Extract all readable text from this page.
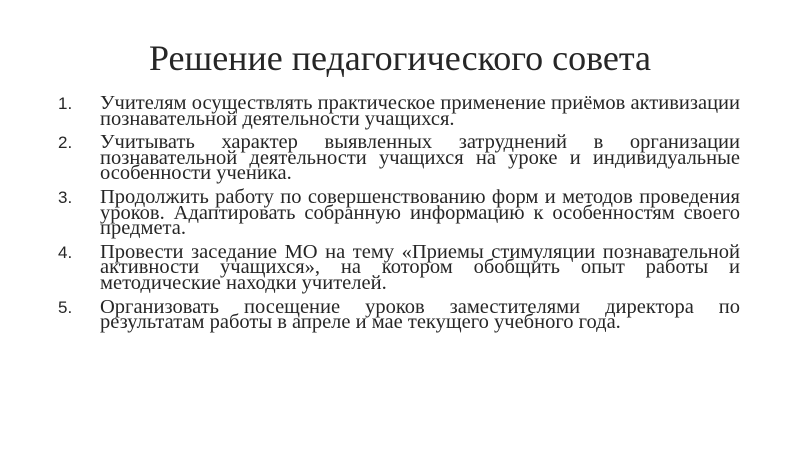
Решение педагогического совета
1. Учителям осуществлять практическое применение приёмов активизации познавательной деятельности учащихся.
2. Учитывать характер выявленных затруднений в организации познавательной деятельности учащихся на уроке и индивидуальные особенности ученика.
3. Продолжить работу по совершенствованию форм и методов проведения уроков. Адаптировать собранную информацию к особенностям своего предмета.
4. Провести заседание МО на тему «Приемы стимуляции познавательной активности учащихся», на котором обобщить опыт работы и методические находки учителей.
5. Организовать посещение уроков заместителями директора по результатам работы в апреле и мае текущего учебного года.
◇ ◇ ◇ ◇ ◇
Required task - List all lines from the entries that include the word "познавательной".

Task result -
1. Учителям осуществлять практическое применение приёмов активизации познавательной деятельности учащихся.
2. Учитывать характер выявленных затруднений в организации познавательной деятельности учащихся на уроке и индивидуальные особенности ученика.
4. Провести заседание МО на тему «Приемы стимуляции познавательной активности учащихся», на котором обобщить опыт работы и методические находки учителей.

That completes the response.